— START —

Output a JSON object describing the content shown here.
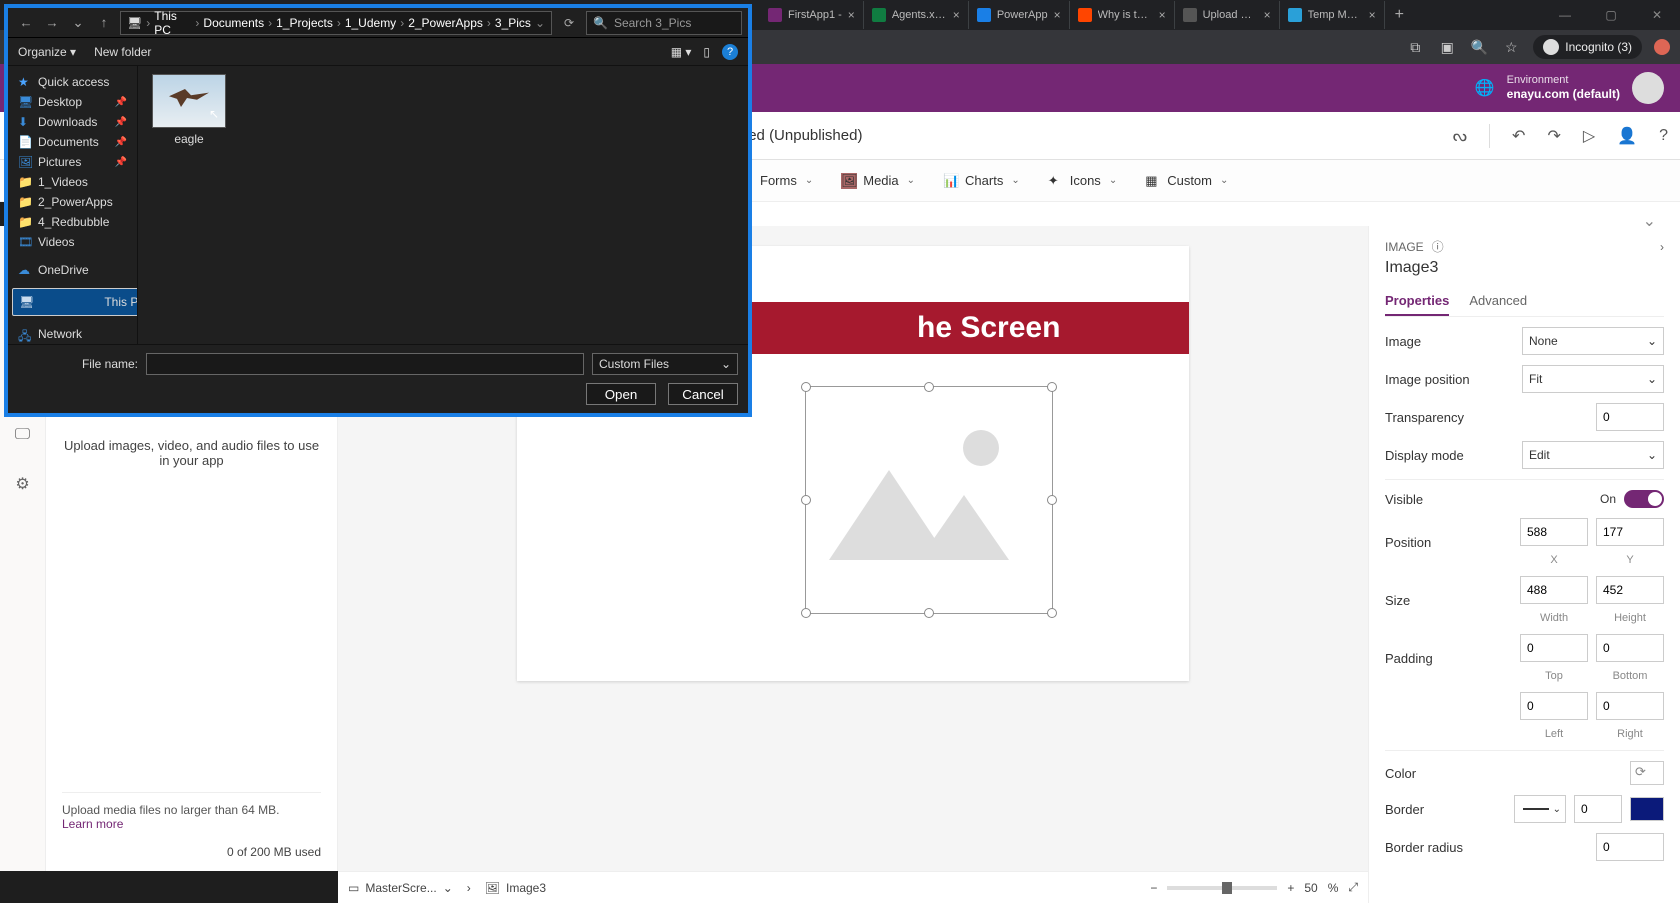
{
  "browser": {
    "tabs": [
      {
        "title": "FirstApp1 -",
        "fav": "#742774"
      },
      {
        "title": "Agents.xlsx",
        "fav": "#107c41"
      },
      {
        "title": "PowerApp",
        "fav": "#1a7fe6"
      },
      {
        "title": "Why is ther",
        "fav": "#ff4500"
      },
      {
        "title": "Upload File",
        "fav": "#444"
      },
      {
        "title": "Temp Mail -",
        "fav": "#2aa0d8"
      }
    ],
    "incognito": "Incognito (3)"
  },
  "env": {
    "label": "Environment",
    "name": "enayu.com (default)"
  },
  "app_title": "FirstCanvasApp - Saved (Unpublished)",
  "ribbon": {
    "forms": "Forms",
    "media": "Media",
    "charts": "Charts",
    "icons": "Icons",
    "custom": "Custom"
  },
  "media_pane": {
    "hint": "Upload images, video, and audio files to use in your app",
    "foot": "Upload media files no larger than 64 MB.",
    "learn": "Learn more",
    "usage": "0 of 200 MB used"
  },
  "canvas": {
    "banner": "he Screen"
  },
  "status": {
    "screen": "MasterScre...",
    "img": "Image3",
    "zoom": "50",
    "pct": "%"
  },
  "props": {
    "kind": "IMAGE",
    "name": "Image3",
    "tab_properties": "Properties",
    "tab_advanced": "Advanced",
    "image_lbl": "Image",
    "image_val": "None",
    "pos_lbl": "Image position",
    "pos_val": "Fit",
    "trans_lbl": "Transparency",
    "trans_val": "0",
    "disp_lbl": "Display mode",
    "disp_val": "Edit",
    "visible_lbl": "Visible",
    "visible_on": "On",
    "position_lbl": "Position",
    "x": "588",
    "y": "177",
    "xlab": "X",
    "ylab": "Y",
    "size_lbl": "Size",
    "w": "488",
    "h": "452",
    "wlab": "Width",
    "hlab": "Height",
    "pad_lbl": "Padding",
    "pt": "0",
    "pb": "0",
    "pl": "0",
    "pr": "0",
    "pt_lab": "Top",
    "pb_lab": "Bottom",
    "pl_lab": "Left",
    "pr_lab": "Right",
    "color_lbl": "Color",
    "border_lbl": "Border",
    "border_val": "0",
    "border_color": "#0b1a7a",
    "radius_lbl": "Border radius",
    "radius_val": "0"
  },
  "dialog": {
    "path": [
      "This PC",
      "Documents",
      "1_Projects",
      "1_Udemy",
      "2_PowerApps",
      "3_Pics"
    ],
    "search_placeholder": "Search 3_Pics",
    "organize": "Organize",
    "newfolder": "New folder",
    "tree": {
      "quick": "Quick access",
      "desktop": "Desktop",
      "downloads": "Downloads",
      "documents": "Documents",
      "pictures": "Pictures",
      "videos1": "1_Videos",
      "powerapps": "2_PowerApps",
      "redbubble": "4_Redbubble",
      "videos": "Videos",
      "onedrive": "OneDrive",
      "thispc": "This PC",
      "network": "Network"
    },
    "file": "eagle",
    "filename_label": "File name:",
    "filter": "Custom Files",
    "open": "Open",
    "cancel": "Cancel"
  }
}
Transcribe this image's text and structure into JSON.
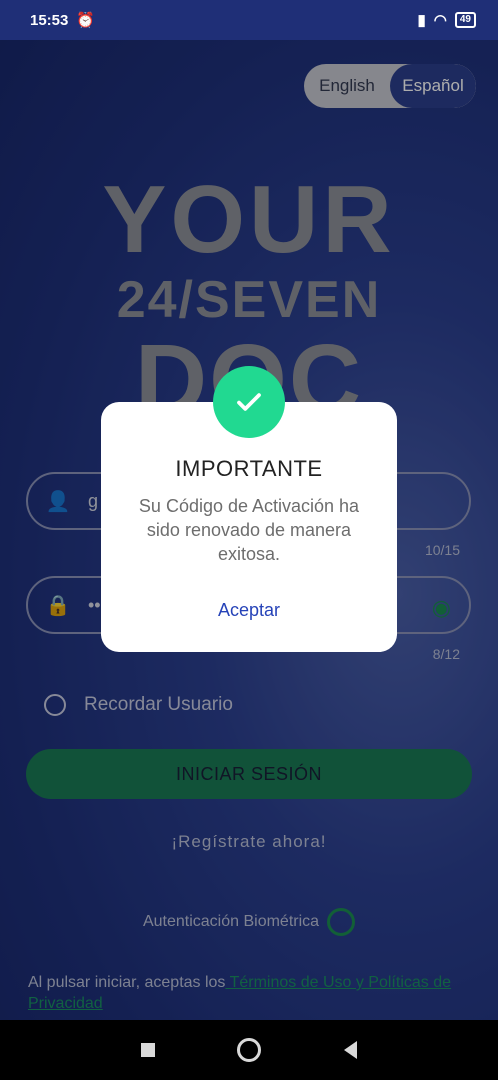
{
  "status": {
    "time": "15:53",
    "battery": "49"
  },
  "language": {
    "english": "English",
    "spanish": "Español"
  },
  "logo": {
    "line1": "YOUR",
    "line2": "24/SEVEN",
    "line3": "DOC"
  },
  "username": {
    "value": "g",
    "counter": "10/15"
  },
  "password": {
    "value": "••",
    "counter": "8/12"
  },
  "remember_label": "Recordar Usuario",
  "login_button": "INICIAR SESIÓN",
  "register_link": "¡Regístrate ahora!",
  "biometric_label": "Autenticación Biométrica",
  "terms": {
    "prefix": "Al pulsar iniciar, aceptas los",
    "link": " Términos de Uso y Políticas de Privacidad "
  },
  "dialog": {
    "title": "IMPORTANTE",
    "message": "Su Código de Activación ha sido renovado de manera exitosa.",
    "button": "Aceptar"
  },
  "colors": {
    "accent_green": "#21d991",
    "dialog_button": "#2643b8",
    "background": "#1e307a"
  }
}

— END —
— START —

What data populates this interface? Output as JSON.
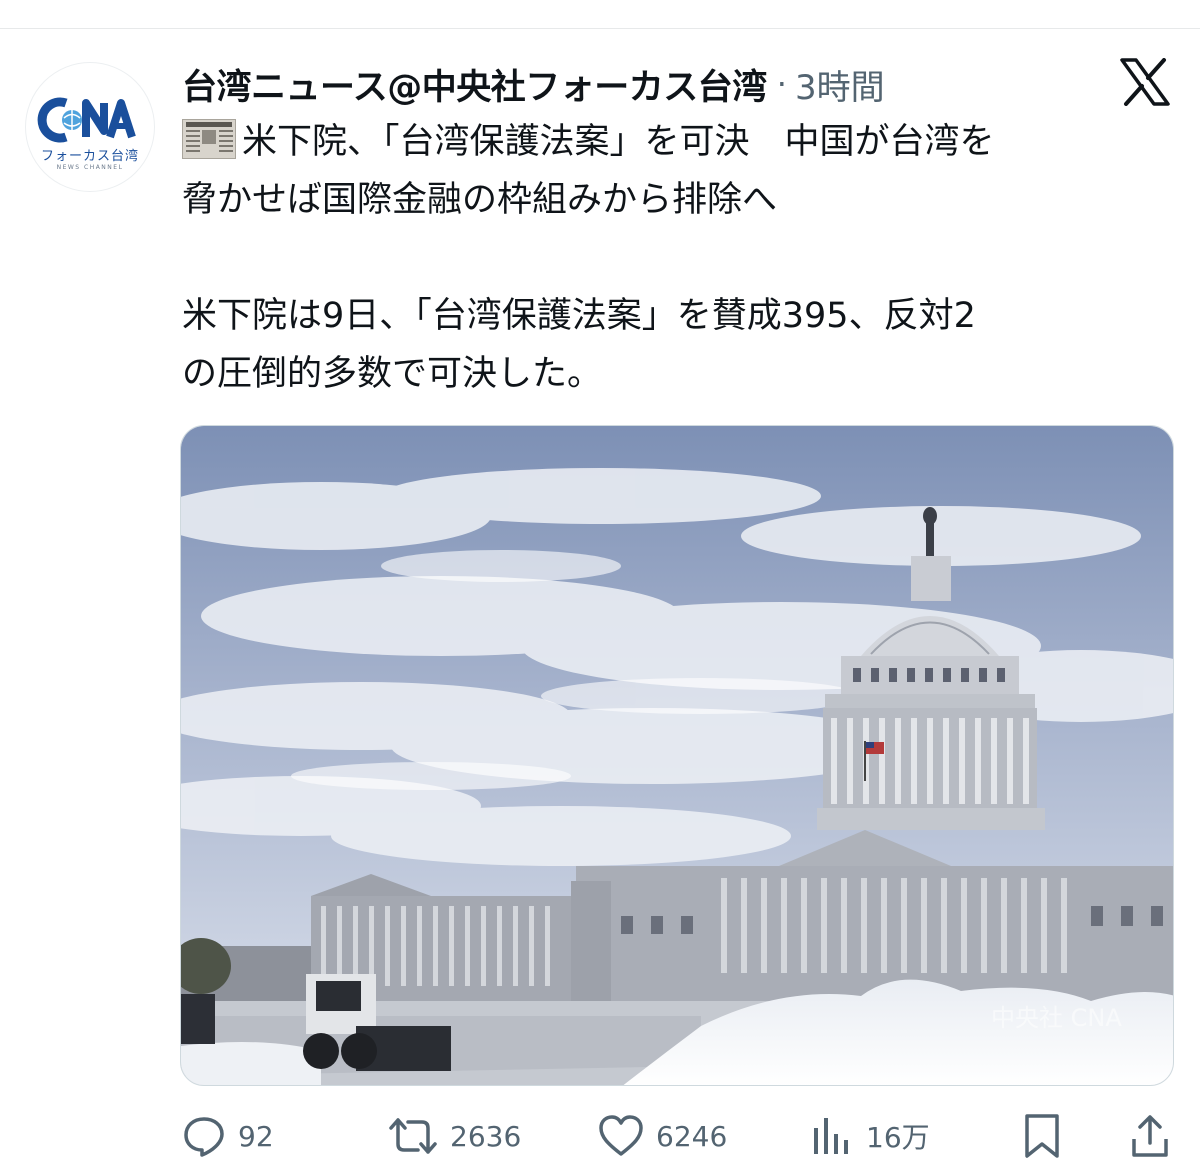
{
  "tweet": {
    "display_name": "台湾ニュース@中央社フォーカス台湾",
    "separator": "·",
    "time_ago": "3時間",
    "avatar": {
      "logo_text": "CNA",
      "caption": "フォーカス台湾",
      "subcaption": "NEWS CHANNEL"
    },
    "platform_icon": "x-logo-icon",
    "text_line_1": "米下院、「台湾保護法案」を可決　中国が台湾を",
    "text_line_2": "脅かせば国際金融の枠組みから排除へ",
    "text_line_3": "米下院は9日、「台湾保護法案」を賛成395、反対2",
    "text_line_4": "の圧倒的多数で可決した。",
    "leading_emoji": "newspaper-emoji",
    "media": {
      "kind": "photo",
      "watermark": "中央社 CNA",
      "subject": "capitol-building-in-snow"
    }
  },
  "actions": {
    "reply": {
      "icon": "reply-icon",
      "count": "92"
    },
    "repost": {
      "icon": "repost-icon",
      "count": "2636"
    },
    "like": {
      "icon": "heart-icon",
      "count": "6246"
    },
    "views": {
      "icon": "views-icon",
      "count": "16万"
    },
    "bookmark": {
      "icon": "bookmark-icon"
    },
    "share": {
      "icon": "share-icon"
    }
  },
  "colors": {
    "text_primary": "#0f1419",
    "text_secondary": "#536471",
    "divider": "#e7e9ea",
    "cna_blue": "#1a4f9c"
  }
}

— END —

WRITTEN TASK:
Copy out each line in the listing that has the word "台湾保護法案".

FULL SOLUTION:
    "text_line_1": "米下院、「台湾保護法案」を可決　中国が台湾を",
    "text_line_3": "米下院は9日、「台湾保護法案」を賛成395、反対2",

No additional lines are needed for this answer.